--- start of STORED RECORDS ---

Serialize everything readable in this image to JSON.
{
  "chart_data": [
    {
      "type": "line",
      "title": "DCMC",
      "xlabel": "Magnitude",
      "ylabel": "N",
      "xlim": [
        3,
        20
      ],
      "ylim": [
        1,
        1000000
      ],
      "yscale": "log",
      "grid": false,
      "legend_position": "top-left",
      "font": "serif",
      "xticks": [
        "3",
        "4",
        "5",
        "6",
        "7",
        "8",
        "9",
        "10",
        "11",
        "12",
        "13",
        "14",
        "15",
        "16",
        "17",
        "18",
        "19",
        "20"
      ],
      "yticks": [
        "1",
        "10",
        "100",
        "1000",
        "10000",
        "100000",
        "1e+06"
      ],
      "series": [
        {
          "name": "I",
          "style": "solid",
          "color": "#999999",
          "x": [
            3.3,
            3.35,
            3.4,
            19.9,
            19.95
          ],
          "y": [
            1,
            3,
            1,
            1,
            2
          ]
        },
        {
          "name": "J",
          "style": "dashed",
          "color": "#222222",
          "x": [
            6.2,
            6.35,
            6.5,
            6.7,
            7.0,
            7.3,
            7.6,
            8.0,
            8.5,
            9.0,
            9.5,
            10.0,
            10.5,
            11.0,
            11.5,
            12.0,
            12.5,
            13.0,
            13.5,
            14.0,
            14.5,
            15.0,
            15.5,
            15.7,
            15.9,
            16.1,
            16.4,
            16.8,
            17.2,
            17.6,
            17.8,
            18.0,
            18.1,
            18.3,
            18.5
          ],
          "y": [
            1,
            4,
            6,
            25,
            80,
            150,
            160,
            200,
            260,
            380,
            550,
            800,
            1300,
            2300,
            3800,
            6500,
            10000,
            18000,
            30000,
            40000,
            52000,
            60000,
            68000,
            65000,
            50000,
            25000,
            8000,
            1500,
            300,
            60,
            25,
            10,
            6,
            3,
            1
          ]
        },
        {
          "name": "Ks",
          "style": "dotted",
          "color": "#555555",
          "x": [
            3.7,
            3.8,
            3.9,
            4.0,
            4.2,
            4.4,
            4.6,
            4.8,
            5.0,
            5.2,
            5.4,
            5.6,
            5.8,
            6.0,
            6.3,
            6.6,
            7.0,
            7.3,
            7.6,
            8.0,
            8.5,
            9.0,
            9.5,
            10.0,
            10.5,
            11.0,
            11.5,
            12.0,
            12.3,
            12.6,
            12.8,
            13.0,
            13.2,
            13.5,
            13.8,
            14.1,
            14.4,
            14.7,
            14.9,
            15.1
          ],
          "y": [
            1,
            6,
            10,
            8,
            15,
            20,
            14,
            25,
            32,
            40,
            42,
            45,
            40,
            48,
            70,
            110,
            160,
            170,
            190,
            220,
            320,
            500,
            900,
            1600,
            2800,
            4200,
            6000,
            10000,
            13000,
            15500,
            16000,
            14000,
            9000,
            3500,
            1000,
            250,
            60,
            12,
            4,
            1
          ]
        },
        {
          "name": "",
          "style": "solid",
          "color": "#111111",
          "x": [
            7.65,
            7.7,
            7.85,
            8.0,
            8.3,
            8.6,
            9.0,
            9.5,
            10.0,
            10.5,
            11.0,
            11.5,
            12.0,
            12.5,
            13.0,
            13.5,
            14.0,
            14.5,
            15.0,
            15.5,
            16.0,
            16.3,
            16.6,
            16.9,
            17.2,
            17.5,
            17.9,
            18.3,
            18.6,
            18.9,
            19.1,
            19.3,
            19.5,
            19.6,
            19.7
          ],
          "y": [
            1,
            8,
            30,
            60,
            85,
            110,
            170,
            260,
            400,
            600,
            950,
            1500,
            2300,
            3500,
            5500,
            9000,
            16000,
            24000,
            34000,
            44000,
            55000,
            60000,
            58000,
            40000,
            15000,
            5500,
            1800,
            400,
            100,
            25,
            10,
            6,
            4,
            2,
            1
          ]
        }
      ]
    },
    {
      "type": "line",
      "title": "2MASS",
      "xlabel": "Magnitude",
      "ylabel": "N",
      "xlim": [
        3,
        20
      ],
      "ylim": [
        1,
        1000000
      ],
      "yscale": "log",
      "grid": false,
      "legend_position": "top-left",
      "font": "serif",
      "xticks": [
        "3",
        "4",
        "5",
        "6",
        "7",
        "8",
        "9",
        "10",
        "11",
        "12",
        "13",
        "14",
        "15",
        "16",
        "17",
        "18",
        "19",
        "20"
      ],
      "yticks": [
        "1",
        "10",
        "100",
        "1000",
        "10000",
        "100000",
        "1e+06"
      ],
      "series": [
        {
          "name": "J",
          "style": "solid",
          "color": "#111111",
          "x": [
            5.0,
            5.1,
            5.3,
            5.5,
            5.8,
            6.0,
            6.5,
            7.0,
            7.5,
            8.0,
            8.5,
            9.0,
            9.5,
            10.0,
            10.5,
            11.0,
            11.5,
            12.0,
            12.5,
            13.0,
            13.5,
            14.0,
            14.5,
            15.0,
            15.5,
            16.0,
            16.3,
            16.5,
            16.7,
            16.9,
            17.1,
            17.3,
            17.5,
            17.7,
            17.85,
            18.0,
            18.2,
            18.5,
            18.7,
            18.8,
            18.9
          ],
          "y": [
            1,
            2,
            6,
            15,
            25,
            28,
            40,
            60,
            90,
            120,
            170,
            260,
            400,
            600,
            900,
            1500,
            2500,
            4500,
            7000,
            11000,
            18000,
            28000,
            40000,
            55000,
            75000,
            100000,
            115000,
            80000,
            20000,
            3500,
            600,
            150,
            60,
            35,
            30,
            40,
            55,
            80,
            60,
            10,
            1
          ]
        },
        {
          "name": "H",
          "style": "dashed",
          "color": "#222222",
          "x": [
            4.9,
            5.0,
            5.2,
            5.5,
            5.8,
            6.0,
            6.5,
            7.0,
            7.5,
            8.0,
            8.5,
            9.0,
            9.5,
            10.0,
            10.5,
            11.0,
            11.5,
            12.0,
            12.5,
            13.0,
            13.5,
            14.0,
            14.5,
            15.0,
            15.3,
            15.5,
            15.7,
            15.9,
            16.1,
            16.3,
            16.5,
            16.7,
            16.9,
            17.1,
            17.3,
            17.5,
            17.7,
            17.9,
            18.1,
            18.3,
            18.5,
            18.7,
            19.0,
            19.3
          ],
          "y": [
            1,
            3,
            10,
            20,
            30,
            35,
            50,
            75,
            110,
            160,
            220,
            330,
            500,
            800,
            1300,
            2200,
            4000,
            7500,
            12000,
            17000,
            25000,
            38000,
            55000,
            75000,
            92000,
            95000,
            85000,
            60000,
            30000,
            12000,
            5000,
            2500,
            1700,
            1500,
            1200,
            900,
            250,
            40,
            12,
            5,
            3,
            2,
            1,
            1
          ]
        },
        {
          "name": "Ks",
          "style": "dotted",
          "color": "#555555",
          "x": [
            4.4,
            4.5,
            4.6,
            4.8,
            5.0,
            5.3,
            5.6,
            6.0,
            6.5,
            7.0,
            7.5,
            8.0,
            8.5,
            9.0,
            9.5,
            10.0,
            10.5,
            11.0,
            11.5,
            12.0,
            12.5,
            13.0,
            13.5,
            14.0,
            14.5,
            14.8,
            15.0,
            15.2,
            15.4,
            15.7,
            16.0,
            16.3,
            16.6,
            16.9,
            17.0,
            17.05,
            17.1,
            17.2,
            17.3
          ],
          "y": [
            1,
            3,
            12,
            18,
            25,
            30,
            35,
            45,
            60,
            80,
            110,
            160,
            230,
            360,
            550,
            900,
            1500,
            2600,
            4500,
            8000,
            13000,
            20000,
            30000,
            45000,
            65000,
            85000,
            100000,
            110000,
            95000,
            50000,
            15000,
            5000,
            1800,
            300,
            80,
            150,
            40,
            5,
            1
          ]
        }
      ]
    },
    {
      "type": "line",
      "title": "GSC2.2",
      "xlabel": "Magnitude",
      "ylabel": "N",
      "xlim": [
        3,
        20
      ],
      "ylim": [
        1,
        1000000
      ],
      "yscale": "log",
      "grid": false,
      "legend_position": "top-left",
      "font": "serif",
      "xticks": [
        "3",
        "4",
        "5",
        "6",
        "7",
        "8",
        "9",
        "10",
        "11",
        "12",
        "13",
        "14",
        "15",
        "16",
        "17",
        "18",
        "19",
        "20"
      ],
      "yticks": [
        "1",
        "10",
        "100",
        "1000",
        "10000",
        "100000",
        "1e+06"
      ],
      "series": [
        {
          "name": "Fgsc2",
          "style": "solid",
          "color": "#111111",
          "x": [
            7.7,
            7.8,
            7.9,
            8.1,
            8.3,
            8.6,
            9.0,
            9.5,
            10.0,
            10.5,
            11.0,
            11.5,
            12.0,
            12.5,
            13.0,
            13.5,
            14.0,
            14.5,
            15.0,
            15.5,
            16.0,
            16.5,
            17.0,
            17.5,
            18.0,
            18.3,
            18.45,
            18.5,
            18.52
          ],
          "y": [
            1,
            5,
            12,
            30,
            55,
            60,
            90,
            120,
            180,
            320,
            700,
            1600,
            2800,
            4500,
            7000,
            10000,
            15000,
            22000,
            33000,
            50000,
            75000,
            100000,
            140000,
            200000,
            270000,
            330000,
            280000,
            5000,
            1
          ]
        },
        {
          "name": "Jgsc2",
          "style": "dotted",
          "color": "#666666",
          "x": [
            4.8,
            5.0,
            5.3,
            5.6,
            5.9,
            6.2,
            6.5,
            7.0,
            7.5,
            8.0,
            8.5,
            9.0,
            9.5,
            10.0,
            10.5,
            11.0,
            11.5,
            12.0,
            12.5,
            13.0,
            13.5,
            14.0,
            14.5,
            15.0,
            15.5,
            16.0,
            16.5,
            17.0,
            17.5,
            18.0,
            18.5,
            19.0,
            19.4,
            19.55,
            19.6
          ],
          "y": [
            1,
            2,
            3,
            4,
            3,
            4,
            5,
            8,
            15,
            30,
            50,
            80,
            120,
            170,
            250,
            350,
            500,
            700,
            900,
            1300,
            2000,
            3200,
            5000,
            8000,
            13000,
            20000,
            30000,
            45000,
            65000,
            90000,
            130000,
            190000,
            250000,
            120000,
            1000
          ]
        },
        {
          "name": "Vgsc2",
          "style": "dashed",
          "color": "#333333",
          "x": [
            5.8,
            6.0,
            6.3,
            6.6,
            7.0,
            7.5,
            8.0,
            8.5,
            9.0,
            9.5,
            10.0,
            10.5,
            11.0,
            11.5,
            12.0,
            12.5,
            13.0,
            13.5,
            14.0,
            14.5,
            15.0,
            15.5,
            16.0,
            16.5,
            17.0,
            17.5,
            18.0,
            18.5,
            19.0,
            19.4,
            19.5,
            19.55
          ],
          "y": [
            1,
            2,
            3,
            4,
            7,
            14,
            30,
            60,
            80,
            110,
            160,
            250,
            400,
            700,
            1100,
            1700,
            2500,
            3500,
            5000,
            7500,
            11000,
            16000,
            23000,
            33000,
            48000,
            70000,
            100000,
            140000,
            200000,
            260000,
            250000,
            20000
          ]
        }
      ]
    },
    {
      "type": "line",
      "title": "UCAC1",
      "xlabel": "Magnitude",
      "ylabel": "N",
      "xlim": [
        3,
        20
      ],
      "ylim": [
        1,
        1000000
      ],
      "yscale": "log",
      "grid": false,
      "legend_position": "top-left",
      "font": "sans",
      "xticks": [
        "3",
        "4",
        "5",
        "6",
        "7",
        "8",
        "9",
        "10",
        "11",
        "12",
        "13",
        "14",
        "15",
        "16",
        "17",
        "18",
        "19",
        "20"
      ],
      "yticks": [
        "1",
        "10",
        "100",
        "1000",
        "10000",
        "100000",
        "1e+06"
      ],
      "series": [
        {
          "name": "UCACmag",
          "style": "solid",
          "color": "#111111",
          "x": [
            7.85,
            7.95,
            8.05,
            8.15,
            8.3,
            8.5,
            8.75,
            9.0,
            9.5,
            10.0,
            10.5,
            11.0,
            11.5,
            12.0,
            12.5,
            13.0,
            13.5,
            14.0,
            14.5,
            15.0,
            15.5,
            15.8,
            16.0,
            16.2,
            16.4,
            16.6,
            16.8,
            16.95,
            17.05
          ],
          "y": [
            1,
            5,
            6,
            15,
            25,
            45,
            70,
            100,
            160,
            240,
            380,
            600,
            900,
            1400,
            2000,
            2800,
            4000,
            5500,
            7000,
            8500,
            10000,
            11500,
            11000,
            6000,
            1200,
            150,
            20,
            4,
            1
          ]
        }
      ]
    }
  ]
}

--- end of STORED RECORDS ---

- **WHAT THE TASK REQUIRES**: Scan the listing above for the word "title" and copy every line that holds it.

- **EXPECTED ANSWER**:
      "title": "DCMC",
      "title": "2MASS",
      "title": "GSC2.2",
      "title": "UCAC1",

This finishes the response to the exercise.